Stored data:
## Start
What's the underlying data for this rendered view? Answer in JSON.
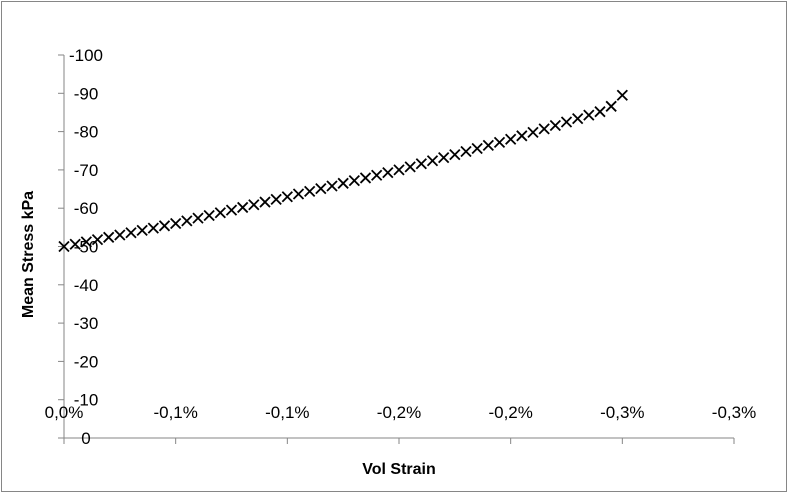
{
  "chart_data": {
    "type": "scatter",
    "title": "",
    "xlabel": "Vol Strain",
    "ylabel": "Mean Stress kPa",
    "x_tick_labels": [
      "0,0%",
      "-0,1%",
      "-0,1%",
      "-0,2%",
      "-0,2%",
      "-0,3%",
      "-0,3%"
    ],
    "y_tick_labels": [
      "0",
      "-10",
      "-20",
      "-30",
      "-40",
      "-50",
      "-60",
      "-70",
      "-80",
      "-90",
      "-100"
    ],
    "xlim": [
      0,
      -0.003
    ],
    "ylim": [
      0,
      -100
    ],
    "x_reversed": true,
    "y_reversed": true,
    "grid": false,
    "legend": "none",
    "marker": "x",
    "marker_color": "#000000",
    "series": [
      {
        "x": [
          0,
          -5e-05,
          -0.0001,
          -0.00015,
          -0.0002,
          -0.00025,
          -0.0003,
          -0.00035,
          -0.0004,
          -0.00045,
          -0.0005,
          -0.00055,
          -0.0006,
          -0.00065,
          -0.0007,
          -0.00075,
          -0.0008,
          -0.00085,
          -0.0009,
          -0.00095,
          -0.001,
          -0.00105,
          -0.0011,
          -0.00115,
          -0.0012,
          -0.00125,
          -0.0013,
          -0.00135,
          -0.0014,
          -0.00145,
          -0.0015,
          -0.00155,
          -0.0016,
          -0.00165,
          -0.0017,
          -0.00175,
          -0.0018,
          -0.00185,
          -0.0019,
          -0.00195,
          -0.002,
          -0.00205,
          -0.0021,
          -0.00215,
          -0.0022,
          -0.00225,
          -0.0023,
          -0.00235,
          -0.0024,
          -0.00245,
          -0.0025
        ],
        "y": [
          -50,
          -50.6,
          -51.2,
          -51.8,
          -52.4,
          -53,
          -53.6,
          -54.2,
          -54.8,
          -55.4,
          -56,
          -56.7,
          -57.4,
          -58.1,
          -58.8,
          -59.5,
          -60.2,
          -60.9,
          -61.6,
          -62.3,
          -63,
          -63.7,
          -64.4,
          -65.1,
          -65.8,
          -66.5,
          -67.2,
          -67.9,
          -68.6,
          -69.3,
          -70,
          -70.8,
          -71.6,
          -72.4,
          -73.2,
          -74,
          -74.8,
          -75.6,
          -76.4,
          -77.2,
          -78,
          -78.9,
          -79.8,
          -80.7,
          -81.6,
          -82.5,
          -83.4,
          -84.3,
          -85.2,
          -86.6,
          -89.5
        ]
      }
    ]
  }
}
## End
## Exercise goal:
Each record above should come back exactly the same, only without its pictures.

## Exercise output:
What's the underlying data for this rendered view? Answer in JSON.
{
  "chart_data": {
    "type": "scatter",
    "title": "",
    "xlabel": "Vol Strain",
    "ylabel": "Mean Stress kPa",
    "x_tick_labels": [
      "0,0%",
      "-0,1%",
      "-0,1%",
      "-0,2%",
      "-0,2%",
      "-0,3%",
      "-0,3%"
    ],
    "y_tick_labels": [
      "0",
      "-10",
      "-20",
      "-30",
      "-40",
      "-50",
      "-60",
      "-70",
      "-80",
      "-90",
      "-100"
    ],
    "xlim": [
      0,
      -0.003
    ],
    "ylim": [
      0,
      -100
    ],
    "x_reversed": true,
    "y_reversed": true,
    "grid": false,
    "legend": "none",
    "marker": "x",
    "marker_color": "#000000",
    "series": [
      {
        "x": [
          0,
          -5e-05,
          -0.0001,
          -0.00015,
          -0.0002,
          -0.00025,
          -0.0003,
          -0.00035,
          -0.0004,
          -0.00045,
          -0.0005,
          -0.00055,
          -0.0006,
          -0.00065,
          -0.0007,
          -0.00075,
          -0.0008,
          -0.00085,
          -0.0009,
          -0.00095,
          -0.001,
          -0.00105,
          -0.0011,
          -0.00115,
          -0.0012,
          -0.00125,
          -0.0013,
          -0.00135,
          -0.0014,
          -0.00145,
          -0.0015,
          -0.00155,
          -0.0016,
          -0.00165,
          -0.0017,
          -0.00175,
          -0.0018,
          -0.00185,
          -0.0019,
          -0.00195,
          -0.002,
          -0.00205,
          -0.0021,
          -0.00215,
          -0.0022,
          -0.00225,
          -0.0023,
          -0.00235,
          -0.0024,
          -0.00245,
          -0.0025
        ],
        "y": [
          -50,
          -50.6,
          -51.2,
          -51.8,
          -52.4,
          -53,
          -53.6,
          -54.2,
          -54.8,
          -55.4,
          -56,
          -56.7,
          -57.4,
          -58.1,
          -58.8,
          -59.5,
          -60.2,
          -60.9,
          -61.6,
          -62.3,
          -63,
          -63.7,
          -64.4,
          -65.1,
          -65.8,
          -66.5,
          -67.2,
          -67.9,
          -68.6,
          -69.3,
          -70,
          -70.8,
          -71.6,
          -72.4,
          -73.2,
          -74,
          -74.8,
          -75.6,
          -76.4,
          -77.2,
          -78,
          -78.9,
          -79.8,
          -80.7,
          -81.6,
          -82.5,
          -83.4,
          -84.3,
          -85.2,
          -86.6,
          -89.5
        ]
      }
    ]
  }
}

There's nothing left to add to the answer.